Directive ::
Gather the lines that hold the string "JSON".

[Dataset items]

■ ■ ■ ■

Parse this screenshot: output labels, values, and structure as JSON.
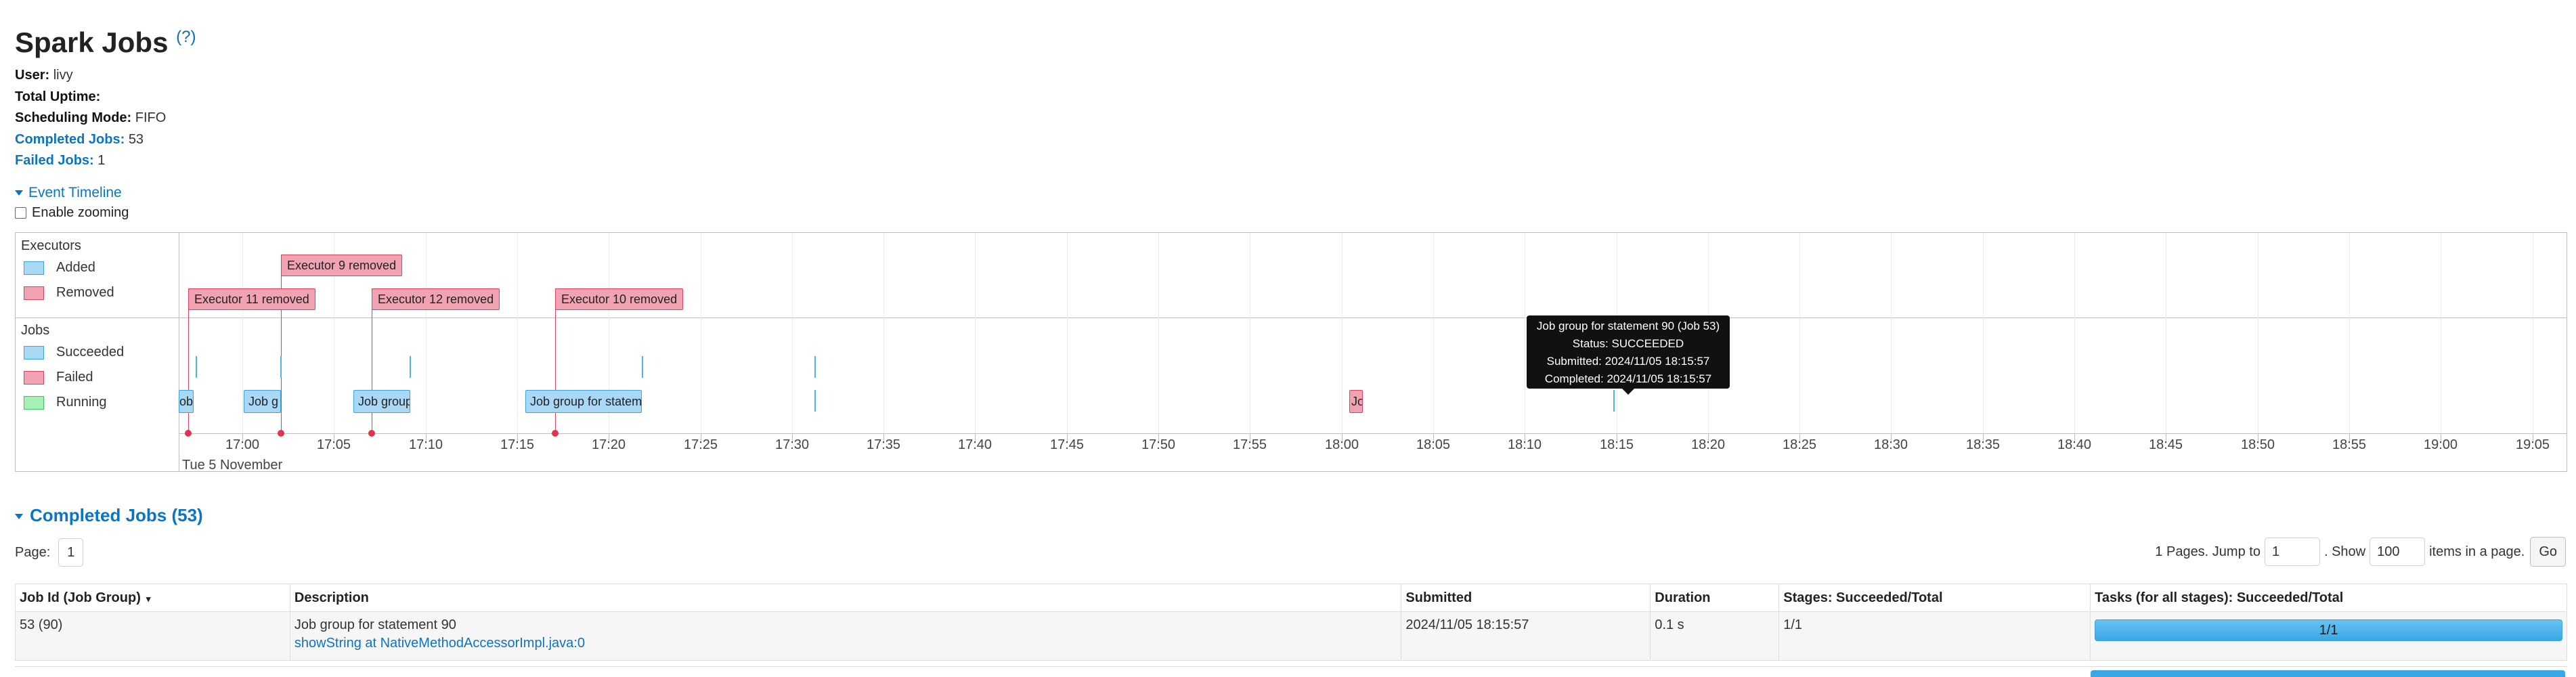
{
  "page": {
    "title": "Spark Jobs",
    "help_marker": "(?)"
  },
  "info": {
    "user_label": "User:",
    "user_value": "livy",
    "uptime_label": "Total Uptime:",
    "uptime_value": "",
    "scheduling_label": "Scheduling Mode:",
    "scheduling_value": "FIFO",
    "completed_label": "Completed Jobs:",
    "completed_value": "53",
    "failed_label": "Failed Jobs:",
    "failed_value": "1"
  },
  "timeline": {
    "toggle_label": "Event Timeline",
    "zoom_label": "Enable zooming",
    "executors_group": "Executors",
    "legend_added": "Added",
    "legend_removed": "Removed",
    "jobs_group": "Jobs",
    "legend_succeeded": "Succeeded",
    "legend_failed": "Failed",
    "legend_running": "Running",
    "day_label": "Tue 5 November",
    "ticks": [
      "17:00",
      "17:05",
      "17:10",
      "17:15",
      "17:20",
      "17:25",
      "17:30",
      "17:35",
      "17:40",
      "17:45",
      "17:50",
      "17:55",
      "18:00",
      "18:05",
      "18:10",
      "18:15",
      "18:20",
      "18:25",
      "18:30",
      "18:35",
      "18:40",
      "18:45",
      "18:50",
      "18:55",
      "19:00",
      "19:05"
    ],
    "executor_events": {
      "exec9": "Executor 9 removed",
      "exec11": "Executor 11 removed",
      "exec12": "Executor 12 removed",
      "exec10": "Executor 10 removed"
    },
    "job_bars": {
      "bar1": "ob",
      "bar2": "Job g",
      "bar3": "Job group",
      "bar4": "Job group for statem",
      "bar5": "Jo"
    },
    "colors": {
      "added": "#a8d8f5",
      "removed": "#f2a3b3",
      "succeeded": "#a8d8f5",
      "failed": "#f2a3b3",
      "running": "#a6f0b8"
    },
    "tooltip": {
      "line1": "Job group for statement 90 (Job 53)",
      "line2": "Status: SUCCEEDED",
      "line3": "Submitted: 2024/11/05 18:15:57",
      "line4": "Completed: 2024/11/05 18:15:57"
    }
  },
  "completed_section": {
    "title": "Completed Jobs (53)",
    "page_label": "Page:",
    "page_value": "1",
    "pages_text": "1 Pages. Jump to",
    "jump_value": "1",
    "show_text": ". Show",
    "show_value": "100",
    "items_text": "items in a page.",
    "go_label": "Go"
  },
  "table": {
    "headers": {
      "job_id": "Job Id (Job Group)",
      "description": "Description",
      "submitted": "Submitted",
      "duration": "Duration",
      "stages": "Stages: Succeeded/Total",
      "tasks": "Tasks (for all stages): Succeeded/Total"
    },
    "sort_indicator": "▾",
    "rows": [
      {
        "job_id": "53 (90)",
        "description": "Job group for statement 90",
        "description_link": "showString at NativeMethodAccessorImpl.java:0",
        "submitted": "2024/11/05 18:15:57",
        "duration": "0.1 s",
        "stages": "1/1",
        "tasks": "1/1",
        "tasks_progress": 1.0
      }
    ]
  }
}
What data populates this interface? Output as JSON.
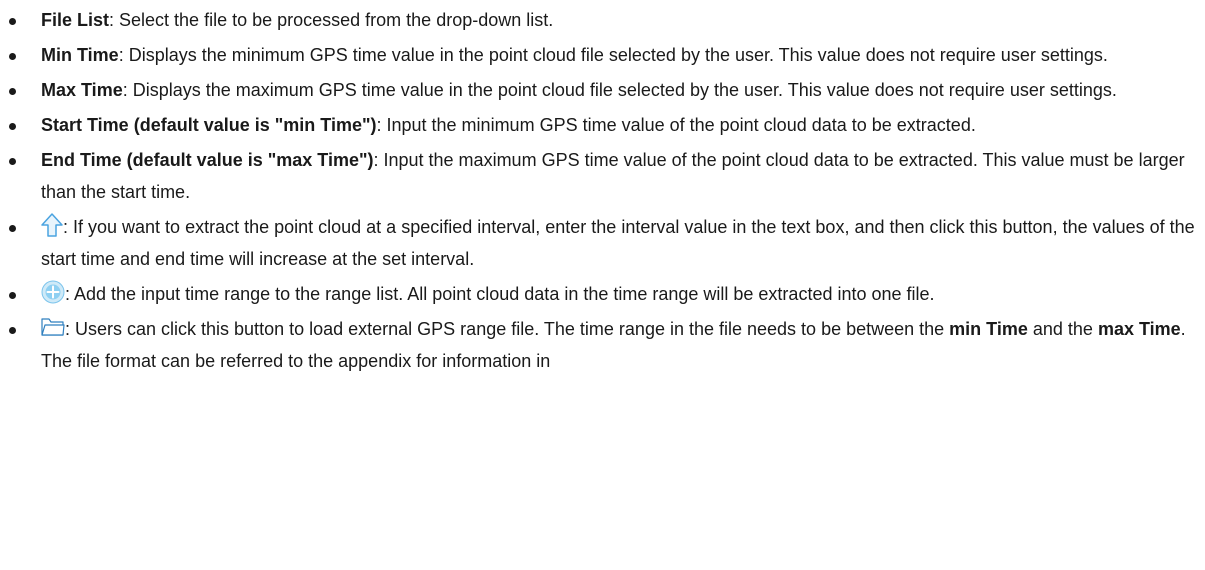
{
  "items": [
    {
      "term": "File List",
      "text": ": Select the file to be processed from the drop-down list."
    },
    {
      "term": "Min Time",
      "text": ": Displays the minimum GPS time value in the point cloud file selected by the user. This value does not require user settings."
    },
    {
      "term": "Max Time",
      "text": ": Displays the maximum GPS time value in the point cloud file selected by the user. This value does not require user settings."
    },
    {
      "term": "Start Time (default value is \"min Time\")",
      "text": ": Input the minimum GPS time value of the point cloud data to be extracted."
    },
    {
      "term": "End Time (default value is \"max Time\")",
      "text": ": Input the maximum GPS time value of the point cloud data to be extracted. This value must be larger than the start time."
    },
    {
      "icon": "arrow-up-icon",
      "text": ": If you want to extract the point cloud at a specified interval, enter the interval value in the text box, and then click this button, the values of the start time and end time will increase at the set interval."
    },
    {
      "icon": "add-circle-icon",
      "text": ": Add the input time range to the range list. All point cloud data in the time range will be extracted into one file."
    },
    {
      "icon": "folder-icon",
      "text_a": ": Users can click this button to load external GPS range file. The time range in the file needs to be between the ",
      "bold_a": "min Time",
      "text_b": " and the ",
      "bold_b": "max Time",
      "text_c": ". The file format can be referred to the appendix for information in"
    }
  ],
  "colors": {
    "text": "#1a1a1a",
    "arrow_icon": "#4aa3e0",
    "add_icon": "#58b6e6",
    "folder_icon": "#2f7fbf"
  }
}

■ ■ ■ ■

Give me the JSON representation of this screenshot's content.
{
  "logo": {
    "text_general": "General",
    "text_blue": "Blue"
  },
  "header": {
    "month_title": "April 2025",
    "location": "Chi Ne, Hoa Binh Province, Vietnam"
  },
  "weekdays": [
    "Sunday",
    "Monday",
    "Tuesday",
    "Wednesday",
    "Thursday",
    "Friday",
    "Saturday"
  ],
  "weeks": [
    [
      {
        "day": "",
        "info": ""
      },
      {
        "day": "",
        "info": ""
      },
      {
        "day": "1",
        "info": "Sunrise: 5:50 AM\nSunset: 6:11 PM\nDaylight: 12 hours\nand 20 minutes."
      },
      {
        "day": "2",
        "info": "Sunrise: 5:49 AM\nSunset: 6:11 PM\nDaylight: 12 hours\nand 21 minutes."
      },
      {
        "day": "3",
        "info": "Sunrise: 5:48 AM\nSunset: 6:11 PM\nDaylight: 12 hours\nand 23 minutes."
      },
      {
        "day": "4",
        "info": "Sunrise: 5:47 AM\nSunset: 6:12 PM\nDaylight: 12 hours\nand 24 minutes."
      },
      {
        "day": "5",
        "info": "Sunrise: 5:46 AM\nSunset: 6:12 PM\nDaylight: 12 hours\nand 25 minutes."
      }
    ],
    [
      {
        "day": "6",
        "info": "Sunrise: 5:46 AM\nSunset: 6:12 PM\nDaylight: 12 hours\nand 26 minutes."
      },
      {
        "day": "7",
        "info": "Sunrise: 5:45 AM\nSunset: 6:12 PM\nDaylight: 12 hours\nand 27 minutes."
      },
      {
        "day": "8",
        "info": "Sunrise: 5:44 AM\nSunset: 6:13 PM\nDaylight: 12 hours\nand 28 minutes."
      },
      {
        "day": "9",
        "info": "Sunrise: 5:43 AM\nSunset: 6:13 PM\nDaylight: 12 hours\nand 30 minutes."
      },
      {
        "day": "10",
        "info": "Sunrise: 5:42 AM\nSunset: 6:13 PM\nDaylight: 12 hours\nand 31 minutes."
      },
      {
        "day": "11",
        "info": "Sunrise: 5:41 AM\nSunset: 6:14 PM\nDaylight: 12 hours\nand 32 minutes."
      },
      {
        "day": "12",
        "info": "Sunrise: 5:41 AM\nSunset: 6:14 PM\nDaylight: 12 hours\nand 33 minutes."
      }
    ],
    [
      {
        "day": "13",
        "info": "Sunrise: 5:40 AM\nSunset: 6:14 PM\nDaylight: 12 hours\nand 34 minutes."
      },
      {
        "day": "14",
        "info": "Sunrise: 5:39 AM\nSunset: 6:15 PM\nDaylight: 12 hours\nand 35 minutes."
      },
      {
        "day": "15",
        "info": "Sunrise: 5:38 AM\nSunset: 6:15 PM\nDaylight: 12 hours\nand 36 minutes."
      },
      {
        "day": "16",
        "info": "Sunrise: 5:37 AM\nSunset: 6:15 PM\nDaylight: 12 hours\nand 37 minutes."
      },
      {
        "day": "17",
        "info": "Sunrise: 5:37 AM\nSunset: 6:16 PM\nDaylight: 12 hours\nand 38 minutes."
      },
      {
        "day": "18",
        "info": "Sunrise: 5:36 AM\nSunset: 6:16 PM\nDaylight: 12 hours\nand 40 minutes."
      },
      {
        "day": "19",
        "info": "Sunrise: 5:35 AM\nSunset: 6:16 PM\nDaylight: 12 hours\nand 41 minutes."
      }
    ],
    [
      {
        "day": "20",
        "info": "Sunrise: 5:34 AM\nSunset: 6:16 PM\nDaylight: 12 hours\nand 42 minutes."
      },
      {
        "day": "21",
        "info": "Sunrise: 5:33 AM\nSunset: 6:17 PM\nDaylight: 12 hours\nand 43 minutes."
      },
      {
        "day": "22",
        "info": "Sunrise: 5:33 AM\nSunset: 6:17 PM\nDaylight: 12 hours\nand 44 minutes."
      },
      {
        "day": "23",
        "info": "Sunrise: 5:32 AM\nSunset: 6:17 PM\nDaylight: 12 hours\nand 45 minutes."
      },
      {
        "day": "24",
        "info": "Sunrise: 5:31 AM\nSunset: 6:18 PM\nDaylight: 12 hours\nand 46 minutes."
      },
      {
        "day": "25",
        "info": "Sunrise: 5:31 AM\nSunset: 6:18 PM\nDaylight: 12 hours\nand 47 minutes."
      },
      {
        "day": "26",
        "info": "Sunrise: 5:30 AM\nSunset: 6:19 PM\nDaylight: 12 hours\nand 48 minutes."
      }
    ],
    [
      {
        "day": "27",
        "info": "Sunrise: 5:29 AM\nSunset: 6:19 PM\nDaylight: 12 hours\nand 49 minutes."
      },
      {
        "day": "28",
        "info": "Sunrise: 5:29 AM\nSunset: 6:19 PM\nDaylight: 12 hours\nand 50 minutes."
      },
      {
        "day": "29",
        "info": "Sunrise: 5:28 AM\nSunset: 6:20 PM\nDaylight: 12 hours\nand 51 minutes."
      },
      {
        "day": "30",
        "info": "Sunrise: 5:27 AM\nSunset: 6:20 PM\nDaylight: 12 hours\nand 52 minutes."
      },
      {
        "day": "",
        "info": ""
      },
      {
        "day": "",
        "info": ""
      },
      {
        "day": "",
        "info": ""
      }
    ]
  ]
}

■ ■ ■ ■

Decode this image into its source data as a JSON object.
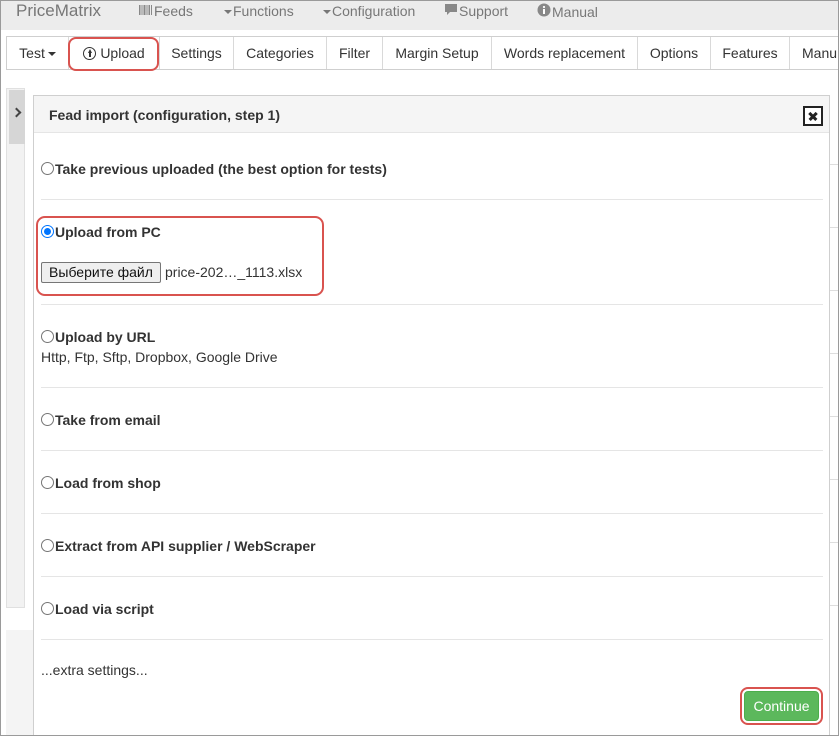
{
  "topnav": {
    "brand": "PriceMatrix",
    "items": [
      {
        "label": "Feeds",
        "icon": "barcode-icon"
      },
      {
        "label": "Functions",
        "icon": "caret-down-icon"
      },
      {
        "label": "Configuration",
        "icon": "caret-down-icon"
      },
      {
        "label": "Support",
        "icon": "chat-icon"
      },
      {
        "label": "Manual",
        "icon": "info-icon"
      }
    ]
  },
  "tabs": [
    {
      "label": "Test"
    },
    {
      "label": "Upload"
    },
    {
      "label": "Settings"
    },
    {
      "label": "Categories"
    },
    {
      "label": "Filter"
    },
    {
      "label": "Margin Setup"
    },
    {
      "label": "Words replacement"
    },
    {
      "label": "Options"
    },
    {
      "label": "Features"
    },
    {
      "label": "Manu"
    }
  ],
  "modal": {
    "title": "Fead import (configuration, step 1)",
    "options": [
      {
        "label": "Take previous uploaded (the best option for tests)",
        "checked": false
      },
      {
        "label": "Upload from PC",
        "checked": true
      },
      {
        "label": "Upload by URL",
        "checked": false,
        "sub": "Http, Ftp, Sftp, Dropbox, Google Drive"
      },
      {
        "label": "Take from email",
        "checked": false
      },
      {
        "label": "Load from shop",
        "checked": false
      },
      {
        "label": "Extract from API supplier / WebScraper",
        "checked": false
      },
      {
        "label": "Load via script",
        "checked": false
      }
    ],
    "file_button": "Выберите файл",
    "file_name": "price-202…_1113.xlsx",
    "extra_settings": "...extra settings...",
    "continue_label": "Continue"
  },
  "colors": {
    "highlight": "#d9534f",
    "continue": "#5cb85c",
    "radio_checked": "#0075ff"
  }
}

■ ■ ■ ■

Output below ::
Parse this screenshot: output labels, values, and structure as JSON.
What data populates this interface? Output as JSON.
Give me the JSON representation of this screenshot's content.
Decode this image into its source data as a JSON object.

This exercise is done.